* [DATA ROWS]
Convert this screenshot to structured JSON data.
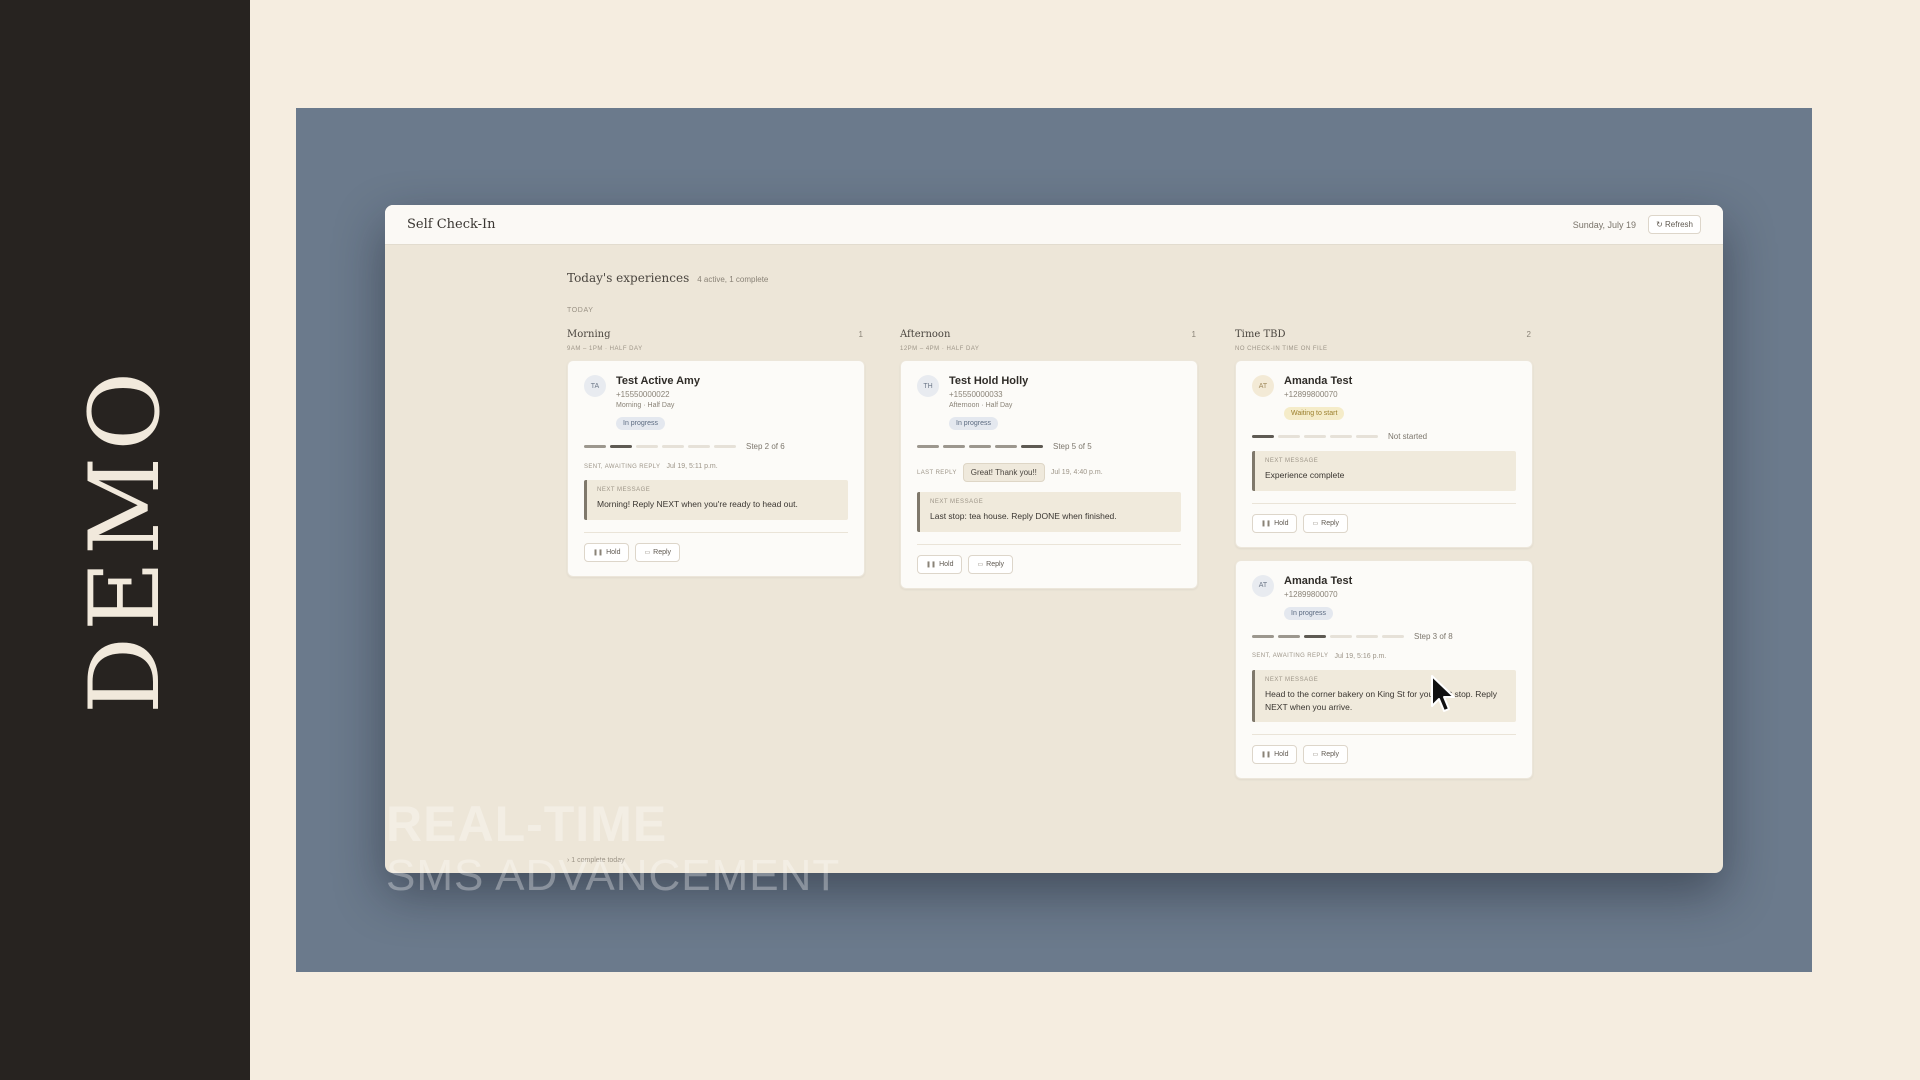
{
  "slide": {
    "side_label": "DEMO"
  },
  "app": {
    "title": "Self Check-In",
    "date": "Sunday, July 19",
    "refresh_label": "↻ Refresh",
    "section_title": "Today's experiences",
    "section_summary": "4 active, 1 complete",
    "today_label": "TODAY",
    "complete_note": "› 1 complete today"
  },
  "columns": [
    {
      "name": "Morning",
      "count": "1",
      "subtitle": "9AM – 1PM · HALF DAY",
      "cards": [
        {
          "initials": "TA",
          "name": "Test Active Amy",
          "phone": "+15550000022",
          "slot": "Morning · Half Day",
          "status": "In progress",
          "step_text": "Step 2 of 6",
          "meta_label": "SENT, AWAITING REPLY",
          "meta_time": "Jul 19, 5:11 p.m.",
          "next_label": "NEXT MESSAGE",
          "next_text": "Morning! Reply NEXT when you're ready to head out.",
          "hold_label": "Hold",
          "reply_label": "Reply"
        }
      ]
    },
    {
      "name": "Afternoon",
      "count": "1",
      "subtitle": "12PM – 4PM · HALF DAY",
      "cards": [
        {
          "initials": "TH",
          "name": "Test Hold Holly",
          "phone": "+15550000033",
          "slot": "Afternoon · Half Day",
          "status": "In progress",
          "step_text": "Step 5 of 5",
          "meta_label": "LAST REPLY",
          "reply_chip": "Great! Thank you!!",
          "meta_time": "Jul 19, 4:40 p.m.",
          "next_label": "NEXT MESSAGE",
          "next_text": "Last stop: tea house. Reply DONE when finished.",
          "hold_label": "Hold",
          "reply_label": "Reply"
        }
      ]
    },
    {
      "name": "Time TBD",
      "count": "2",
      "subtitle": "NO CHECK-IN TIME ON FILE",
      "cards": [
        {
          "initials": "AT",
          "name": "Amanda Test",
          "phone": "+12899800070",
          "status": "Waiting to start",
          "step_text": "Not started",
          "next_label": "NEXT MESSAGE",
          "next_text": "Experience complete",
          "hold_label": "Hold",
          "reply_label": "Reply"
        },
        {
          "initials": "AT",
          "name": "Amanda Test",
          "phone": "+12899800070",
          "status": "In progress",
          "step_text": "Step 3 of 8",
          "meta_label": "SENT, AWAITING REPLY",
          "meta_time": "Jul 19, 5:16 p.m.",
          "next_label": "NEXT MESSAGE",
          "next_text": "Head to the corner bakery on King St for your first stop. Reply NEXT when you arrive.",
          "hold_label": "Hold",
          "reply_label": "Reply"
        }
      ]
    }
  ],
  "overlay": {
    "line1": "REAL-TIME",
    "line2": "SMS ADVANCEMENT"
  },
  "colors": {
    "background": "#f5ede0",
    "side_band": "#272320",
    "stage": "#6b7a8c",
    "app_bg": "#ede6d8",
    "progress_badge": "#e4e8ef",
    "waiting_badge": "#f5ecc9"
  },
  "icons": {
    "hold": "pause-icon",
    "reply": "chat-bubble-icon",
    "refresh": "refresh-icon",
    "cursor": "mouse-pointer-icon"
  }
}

* [DIRECTIVE]
Repeat verbatim all the material, but not the pictures.

* [RESULT FOR THIS TASK]
Convert this screenshot to structured JSON data.
{
  "slide": {
    "side_label": "DEMO"
  },
  "app": {
    "title": "Self Check-In",
    "date": "Sunday, July 19",
    "refresh_label": "↻ Refresh",
    "section_title": "Today's experiences",
    "section_summary": "4 active, 1 complete",
    "today_label": "TODAY",
    "complete_note": "› 1 complete today"
  },
  "columns": [
    {
      "name": "Morning",
      "count": "1",
      "subtitle": "9AM – 1PM · HALF DAY",
      "cards": [
        {
          "initials": "TA",
          "name": "Test Active Amy",
          "phone": "+15550000022",
          "slot": "Morning · Half Day",
          "status": "In progress",
          "step_text": "Step 2 of 6",
          "meta_label": "SENT, AWAITING REPLY",
          "meta_time": "Jul 19, 5:11 p.m.",
          "next_label": "NEXT MESSAGE",
          "next_text": "Morning! Reply NEXT when you're ready to head out.",
          "hold_label": "Hold",
          "reply_label": "Reply"
        }
      ]
    },
    {
      "name": "Afternoon",
      "count": "1",
      "subtitle": "12PM – 4PM · HALF DAY",
      "cards": [
        {
          "initials": "TH",
          "name": "Test Hold Holly",
          "phone": "+15550000033",
          "slot": "Afternoon · Half Day",
          "status": "In progress",
          "step_text": "Step 5 of 5",
          "meta_label": "LAST REPLY",
          "reply_chip": "Great! Thank you!!",
          "meta_time": "Jul 19, 4:40 p.m.",
          "next_label": "NEXT MESSAGE",
          "next_text": "Last stop: tea house. Reply DONE when finished.",
          "hold_label": "Hold",
          "reply_label": "Reply"
        }
      ]
    },
    {
      "name": "Time TBD",
      "count": "2",
      "subtitle": "NO CHECK-IN TIME ON FILE",
      "cards": [
        {
          "initials": "AT",
          "name": "Amanda Test",
          "phone": "+12899800070",
          "status": "Waiting to start",
          "step_text": "Not started",
          "next_label": "NEXT MESSAGE",
          "next_text": "Experience complete",
          "hold_label": "Hold",
          "reply_label": "Reply"
        },
        {
          "initials": "AT",
          "name": "Amanda Test",
          "phone": "+12899800070",
          "status": "In progress",
          "step_text": "Step 3 of 8",
          "meta_label": "SENT, AWAITING REPLY",
          "meta_time": "Jul 19, 5:16 p.m.",
          "next_label": "NEXT MESSAGE",
          "next_text": "Head to the corner bakery on King St for your first stop. Reply NEXT when you arrive.",
          "hold_label": "Hold",
          "reply_label": "Reply"
        }
      ]
    }
  ],
  "overlay": {
    "line1": "REAL-TIME",
    "line2": "SMS ADVANCEMENT"
  },
  "colors": {
    "background": "#f5ede0",
    "side_band": "#272320",
    "stage": "#6b7a8c",
    "app_bg": "#ede6d8",
    "progress_badge": "#e4e8ef",
    "waiting_badge": "#f5ecc9"
  },
  "icons": {
    "hold": "pause-icon",
    "reply": "chat-bubble-icon",
    "refresh": "refresh-icon",
    "cursor": "mouse-pointer-icon"
  }
}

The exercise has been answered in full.